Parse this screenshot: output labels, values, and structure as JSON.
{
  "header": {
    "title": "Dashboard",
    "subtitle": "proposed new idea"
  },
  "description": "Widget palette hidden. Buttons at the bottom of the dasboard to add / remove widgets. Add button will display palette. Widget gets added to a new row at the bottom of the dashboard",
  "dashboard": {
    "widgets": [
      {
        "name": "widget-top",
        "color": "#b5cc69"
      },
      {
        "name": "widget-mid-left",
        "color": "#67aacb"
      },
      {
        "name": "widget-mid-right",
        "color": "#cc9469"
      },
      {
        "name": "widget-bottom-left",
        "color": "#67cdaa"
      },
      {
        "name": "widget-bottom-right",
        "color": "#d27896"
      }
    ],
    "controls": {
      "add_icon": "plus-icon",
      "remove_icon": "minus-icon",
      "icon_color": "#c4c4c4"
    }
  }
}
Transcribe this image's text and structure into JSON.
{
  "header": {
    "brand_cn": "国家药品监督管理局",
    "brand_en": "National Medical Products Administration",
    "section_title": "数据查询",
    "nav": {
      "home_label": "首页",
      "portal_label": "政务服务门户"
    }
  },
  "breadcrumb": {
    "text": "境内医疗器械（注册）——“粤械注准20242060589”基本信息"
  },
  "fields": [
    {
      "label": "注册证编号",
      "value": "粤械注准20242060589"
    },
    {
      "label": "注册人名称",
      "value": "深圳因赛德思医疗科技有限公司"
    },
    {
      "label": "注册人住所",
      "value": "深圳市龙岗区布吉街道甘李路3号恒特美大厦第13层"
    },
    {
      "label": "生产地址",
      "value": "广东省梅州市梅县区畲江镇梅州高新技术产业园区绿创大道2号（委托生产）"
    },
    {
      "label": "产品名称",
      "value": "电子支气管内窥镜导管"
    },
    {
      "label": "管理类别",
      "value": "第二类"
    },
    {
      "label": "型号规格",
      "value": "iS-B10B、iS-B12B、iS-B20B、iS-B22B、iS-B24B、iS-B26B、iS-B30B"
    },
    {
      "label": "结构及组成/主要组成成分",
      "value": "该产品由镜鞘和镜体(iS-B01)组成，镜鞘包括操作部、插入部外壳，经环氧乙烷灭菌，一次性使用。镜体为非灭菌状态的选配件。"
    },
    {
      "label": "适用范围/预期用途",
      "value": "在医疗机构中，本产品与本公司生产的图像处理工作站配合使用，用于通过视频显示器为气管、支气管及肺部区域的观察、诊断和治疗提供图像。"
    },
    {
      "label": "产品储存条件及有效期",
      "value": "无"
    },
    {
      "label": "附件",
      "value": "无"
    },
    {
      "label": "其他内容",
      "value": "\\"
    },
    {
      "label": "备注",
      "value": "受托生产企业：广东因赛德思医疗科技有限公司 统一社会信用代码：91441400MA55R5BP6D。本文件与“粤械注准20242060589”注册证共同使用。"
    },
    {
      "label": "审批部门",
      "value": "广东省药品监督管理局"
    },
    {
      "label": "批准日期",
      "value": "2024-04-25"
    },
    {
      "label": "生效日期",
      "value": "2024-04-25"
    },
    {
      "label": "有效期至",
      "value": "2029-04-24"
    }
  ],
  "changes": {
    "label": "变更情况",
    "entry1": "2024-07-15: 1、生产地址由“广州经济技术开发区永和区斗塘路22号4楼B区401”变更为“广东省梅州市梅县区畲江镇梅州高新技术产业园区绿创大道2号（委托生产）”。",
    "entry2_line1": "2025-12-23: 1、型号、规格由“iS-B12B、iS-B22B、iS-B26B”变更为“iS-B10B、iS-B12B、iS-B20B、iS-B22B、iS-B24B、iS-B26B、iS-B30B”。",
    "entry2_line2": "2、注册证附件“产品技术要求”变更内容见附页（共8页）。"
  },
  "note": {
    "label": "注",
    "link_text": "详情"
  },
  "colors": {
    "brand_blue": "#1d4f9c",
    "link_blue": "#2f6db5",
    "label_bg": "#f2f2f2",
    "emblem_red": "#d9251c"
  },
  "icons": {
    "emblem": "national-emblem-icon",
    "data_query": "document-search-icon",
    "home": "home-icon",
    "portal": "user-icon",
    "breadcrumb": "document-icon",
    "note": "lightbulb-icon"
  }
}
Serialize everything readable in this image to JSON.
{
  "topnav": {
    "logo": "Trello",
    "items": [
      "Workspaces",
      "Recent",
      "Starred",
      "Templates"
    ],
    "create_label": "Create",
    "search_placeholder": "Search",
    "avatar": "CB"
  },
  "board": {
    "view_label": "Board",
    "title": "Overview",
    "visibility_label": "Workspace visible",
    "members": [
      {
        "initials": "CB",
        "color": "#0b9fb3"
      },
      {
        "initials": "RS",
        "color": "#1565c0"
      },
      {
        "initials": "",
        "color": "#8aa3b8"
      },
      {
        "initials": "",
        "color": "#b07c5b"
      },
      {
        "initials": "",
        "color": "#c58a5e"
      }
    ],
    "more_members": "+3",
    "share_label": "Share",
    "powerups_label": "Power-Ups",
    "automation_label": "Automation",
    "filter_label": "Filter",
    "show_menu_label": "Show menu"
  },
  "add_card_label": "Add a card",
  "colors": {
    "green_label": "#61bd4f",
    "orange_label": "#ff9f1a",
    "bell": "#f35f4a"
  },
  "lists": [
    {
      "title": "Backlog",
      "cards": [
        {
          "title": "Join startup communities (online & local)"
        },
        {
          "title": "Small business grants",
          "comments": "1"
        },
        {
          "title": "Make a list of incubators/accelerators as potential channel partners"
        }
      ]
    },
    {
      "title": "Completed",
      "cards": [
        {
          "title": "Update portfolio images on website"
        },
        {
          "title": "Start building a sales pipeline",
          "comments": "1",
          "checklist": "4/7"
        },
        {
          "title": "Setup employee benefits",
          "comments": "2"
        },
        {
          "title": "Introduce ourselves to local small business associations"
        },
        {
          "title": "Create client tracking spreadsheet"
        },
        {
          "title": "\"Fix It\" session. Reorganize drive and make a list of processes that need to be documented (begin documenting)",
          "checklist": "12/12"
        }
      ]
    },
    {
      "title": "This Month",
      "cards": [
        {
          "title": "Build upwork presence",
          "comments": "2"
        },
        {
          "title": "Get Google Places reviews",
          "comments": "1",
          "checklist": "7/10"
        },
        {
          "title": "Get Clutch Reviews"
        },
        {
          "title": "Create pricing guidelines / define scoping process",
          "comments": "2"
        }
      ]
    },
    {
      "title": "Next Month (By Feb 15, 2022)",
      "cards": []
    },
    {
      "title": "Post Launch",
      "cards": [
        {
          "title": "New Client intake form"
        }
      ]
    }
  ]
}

--

Copy in full each line that holds the word "name".

### Full answer
        "name": "widget-top",
        "name": "widget-mid-left",
        "name": "widget-mid-right",
        "name": "widget-bottom-left",
        "name": "widget-bottom-right",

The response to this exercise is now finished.